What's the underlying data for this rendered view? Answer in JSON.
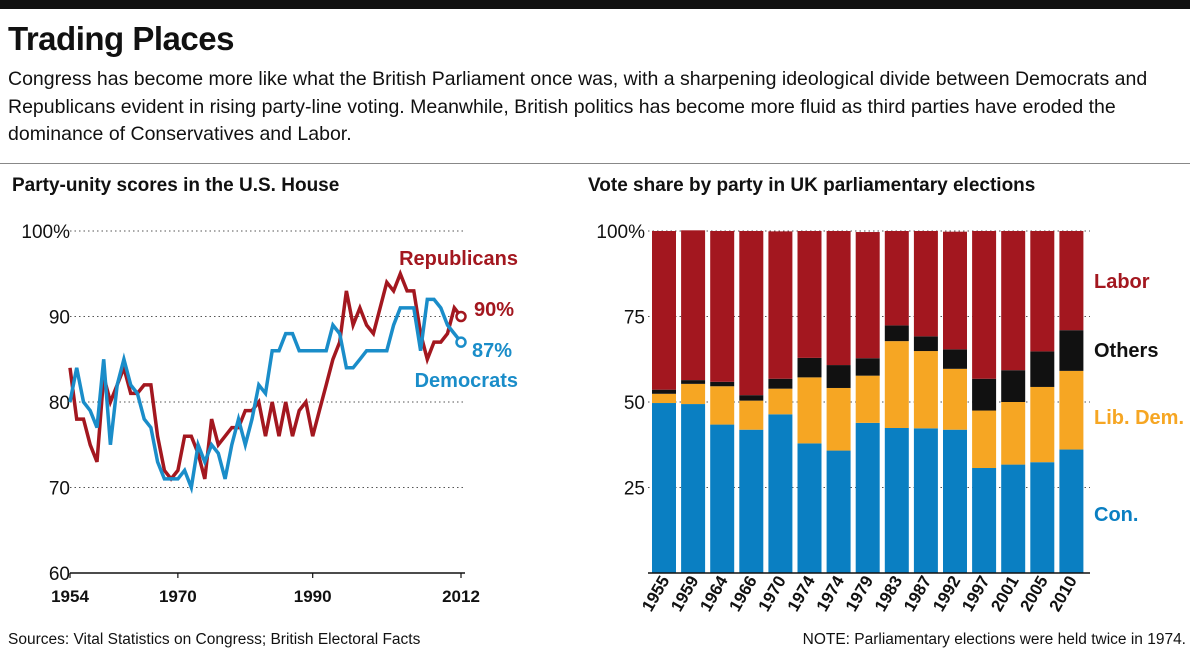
{
  "header": {
    "title": "Trading Places",
    "subtitle": "Congress has become more like what the British Parliament once was, with a sharpening ideological divide between Democrats and Republicans evident in rising party-line voting. Meanwhile, British politics has become more fluid as third parties have eroded the dominance of Conservatives and Labor."
  },
  "footer": {
    "sources": "Sources: Vital Statistics on Congress; British Electoral Facts",
    "note": "NOTE: Parliamentary elections were held twice in 1974."
  },
  "colors": {
    "republicans": "#a3171f",
    "democrats": "#1a8dc9",
    "labor": "#a3171f",
    "others": "#111111",
    "lib_dem": "#f6a623",
    "con": "#0a7fc2"
  },
  "chart_data": [
    {
      "type": "line",
      "title": "Party-unity scores in the U.S. House",
      "x_ticks": [
        "1954",
        "1970",
        "1990",
        "2012"
      ],
      "y_ticks": [
        "100%",
        "90",
        "80",
        "70",
        "60"
      ],
      "ylim": [
        60,
        100
      ],
      "xlim": [
        1954,
        2012
      ],
      "grid": "horizontal dotted",
      "x": [
        1954,
        1955,
        1956,
        1957,
        1958,
        1959,
        1960,
        1961,
        1962,
        1963,
        1964,
        1965,
        1966,
        1967,
        1968,
        1969,
        1970,
        1971,
        1972,
        1973,
        1974,
        1975,
        1976,
        1977,
        1978,
        1979,
        1980,
        1981,
        1982,
        1983,
        1984,
        1985,
        1986,
        1987,
        1988,
        1989,
        1990,
        1991,
        1992,
        1993,
        1994,
        1995,
        1996,
        1997,
        1998,
        1999,
        2000,
        2001,
        2002,
        2003,
        2004,
        2005,
        2006,
        2007,
        2008,
        2009,
        2010,
        2011,
        2012
      ],
      "series": [
        {
          "name": "Republicans",
          "end_label": "90%",
          "values": [
            84,
            78,
            78,
            75,
            73,
            83,
            80,
            82,
            84,
            81,
            81,
            82,
            82,
            76,
            72,
            71,
            72,
            76,
            76,
            74,
            71,
            78,
            75,
            76,
            77,
            77,
            79,
            79,
            80,
            76,
            80,
            76,
            80,
            76,
            79,
            80,
            76,
            79,
            82,
            85,
            87,
            93,
            89,
            91,
            89,
            88,
            91,
            94,
            93,
            95,
            93,
            93,
            88,
            85,
            87,
            87,
            88,
            91,
            90
          ]
        },
        {
          "name": "Democrats",
          "end_label": "87%",
          "values": [
            80,
            84,
            80,
            79,
            77,
            85,
            75,
            82,
            85,
            82,
            81,
            78,
            77,
            73,
            71,
            71,
            71,
            72,
            70,
            75,
            73,
            75,
            74,
            71,
            75,
            78,
            75,
            78,
            82,
            81,
            86,
            86,
            88,
            88,
            86,
            86,
            86,
            86,
            86,
            89,
            88,
            84,
            84,
            85,
            86,
            86,
            86,
            86,
            89,
            91,
            91,
            91,
            86,
            92,
            92,
            91,
            89,
            88,
            87
          ]
        }
      ]
    },
    {
      "type": "bar",
      "stacked": true,
      "title": "Vote share by party in UK parliamentary elections",
      "categories": [
        "1955",
        "1959",
        "1964",
        "1966",
        "1970",
        "1974",
        "1974",
        "1979",
        "1983",
        "1987",
        "1992",
        "1997",
        "2001",
        "2005",
        "2010"
      ],
      "y_ticks": [
        "100%",
        "75",
        "50",
        "25"
      ],
      "ylim": [
        0,
        100
      ],
      "series": [
        {
          "name": "Con.",
          "values": [
            49.7,
            49.4,
            43.4,
            41.9,
            46.4,
            37.9,
            35.8,
            43.9,
            42.4,
            42.3,
            41.9,
            30.7,
            31.7,
            32.4,
            36.1
          ]
        },
        {
          "name": "Lib. Dem.",
          "values": [
            2.7,
            5.9,
            11.2,
            8.5,
            7.5,
            19.3,
            18.3,
            13.8,
            25.4,
            22.6,
            17.8,
            16.8,
            18.3,
            22.0,
            23.0
          ]
        },
        {
          "name": "Others",
          "values": [
            1.2,
            1.1,
            1.3,
            1.6,
            2.9,
            5.7,
            6.7,
            5.1,
            4.6,
            4.3,
            5.7,
            9.3,
            9.3,
            10.4,
            11.9
          ]
        },
        {
          "name": "Labor",
          "values": [
            46.4,
            43.8,
            44.1,
            48.0,
            43.1,
            37.1,
            39.2,
            36.9,
            27.6,
            30.8,
            34.4,
            43.2,
            40.7,
            35.2,
            29.0
          ]
        }
      ]
    }
  ]
}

__WHAT YOU ARE ASKED TO DO__
Show all lines in the entries above where the string "British" appears.

__RESULT OF THIS EXERCISE__
    "subtitle": "Congress has become more like what the British Parliament once was, with a sharpening ideological divide between Democrats and Republicans evident in rising party-line voting. Meanwhile, British politics has become more fluid as third parties have eroded the dominance of Conservatives and Labor."
    "sources": "Sources: Vital Statistics on Congress; British Electoral Facts",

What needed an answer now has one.